Data entries —
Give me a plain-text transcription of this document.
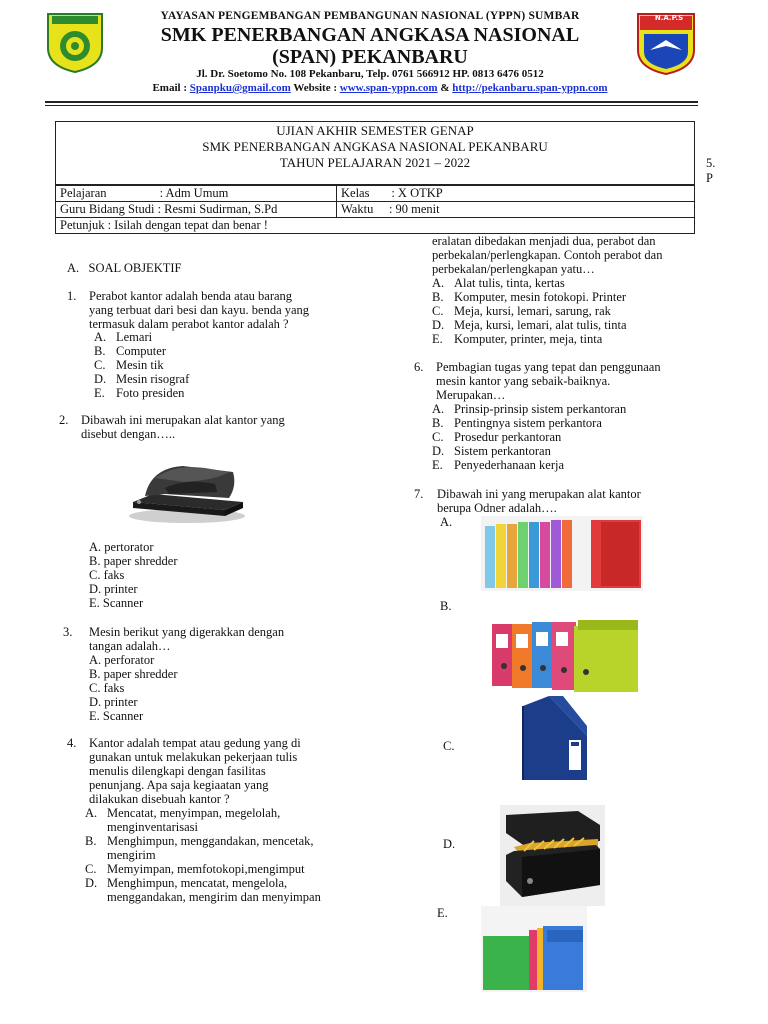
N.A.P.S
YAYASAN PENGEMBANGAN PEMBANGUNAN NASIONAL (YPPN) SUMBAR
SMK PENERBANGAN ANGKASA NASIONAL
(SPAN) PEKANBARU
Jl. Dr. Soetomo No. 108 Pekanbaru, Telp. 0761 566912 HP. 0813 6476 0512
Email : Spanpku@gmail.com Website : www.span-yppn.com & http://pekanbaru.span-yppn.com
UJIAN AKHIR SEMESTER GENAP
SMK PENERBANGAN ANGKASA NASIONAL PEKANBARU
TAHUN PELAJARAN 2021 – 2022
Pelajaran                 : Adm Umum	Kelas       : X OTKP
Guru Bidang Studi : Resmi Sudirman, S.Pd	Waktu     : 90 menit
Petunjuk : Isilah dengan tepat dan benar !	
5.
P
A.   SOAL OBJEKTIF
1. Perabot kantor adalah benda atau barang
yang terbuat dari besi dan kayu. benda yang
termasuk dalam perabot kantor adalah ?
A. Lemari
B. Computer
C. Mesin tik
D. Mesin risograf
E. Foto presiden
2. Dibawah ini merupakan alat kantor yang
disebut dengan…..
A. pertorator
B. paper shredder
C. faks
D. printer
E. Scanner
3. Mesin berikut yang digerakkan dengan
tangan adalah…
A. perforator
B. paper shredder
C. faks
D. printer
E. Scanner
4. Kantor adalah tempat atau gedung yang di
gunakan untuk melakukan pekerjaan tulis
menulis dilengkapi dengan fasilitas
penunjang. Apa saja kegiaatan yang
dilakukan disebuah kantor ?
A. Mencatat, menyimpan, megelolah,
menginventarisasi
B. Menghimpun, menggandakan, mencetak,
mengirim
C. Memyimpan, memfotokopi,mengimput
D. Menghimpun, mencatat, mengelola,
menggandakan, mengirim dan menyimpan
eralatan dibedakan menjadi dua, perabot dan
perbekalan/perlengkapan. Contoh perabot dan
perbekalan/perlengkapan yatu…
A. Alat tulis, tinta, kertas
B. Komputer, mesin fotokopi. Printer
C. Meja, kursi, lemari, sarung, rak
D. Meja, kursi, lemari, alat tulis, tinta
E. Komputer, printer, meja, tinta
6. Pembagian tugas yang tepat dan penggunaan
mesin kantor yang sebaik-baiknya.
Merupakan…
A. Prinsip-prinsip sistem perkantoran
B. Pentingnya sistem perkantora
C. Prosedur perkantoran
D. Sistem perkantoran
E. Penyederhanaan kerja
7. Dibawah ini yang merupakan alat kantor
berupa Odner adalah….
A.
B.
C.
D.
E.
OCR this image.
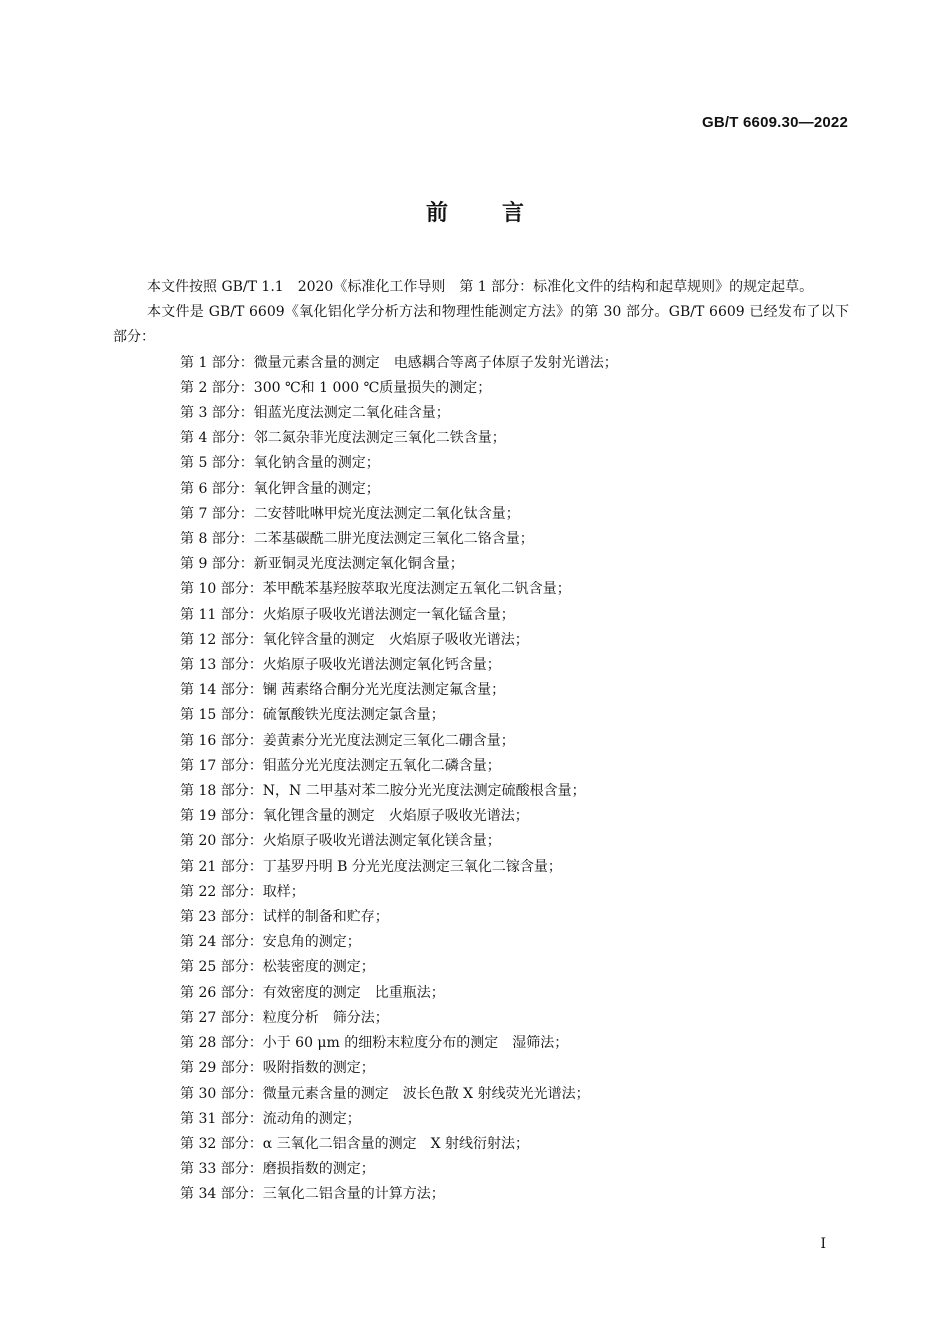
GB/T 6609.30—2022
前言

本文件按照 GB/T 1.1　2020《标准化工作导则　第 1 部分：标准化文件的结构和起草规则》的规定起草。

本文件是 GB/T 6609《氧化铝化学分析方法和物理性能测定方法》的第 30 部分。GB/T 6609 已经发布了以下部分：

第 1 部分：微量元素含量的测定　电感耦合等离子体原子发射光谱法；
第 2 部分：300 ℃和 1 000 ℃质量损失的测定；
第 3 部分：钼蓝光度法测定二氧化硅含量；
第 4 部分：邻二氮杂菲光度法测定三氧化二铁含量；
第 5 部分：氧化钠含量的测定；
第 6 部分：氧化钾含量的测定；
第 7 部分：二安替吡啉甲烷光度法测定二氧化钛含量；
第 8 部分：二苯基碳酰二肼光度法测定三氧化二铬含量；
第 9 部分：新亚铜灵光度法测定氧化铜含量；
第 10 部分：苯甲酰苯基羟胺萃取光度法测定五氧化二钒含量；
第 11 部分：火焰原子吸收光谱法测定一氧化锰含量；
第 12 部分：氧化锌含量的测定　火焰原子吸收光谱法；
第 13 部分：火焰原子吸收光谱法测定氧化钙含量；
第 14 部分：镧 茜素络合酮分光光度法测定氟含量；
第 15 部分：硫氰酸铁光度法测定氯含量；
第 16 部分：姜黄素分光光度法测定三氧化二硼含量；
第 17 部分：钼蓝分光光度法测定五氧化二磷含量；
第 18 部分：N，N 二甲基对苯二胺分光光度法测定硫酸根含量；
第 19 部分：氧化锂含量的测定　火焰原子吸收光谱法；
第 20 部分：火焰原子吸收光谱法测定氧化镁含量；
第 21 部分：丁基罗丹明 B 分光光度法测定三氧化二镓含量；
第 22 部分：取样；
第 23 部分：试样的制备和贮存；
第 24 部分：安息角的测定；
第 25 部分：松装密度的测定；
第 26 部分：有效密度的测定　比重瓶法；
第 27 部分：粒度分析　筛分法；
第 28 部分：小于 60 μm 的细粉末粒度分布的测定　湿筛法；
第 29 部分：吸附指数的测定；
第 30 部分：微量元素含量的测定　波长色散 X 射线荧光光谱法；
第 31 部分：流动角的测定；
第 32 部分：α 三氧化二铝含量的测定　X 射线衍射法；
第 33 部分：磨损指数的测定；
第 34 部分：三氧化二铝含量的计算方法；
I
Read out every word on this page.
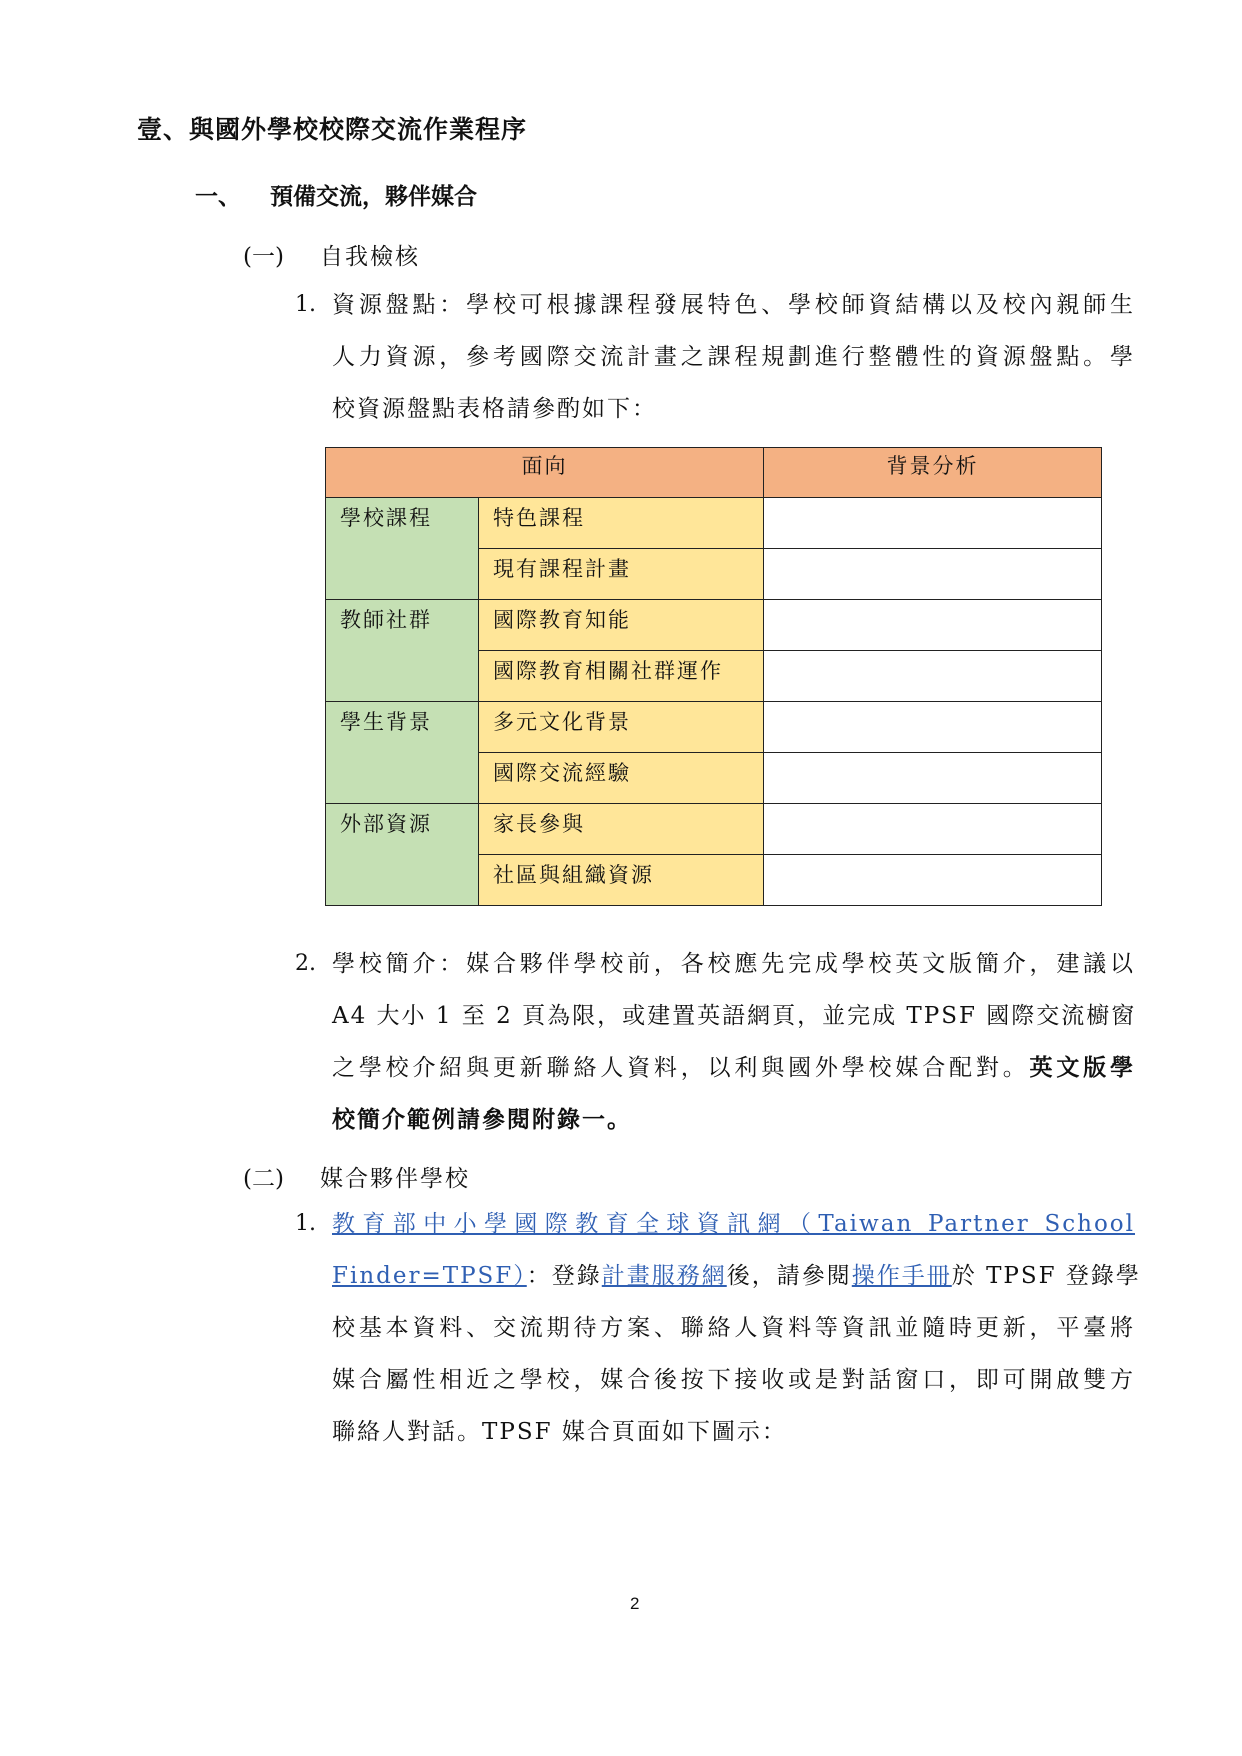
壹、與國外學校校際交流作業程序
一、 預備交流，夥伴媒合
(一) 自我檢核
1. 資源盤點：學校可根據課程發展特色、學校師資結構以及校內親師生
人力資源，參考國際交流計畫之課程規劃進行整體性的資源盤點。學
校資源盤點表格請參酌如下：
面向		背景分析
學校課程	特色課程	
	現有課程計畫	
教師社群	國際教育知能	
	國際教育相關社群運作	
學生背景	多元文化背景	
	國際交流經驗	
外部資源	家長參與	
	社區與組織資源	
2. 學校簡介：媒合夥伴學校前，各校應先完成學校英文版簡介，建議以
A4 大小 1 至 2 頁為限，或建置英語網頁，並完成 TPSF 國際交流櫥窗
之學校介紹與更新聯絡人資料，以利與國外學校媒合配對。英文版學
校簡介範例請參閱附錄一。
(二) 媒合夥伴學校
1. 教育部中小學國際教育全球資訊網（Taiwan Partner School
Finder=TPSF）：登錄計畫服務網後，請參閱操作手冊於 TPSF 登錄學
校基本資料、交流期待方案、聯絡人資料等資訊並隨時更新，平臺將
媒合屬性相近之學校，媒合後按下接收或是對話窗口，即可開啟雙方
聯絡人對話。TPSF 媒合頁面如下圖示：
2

Set problem — What is the number of lines in the data holding the word "tepat"? Reply with that number only.

Response to this exercise — 2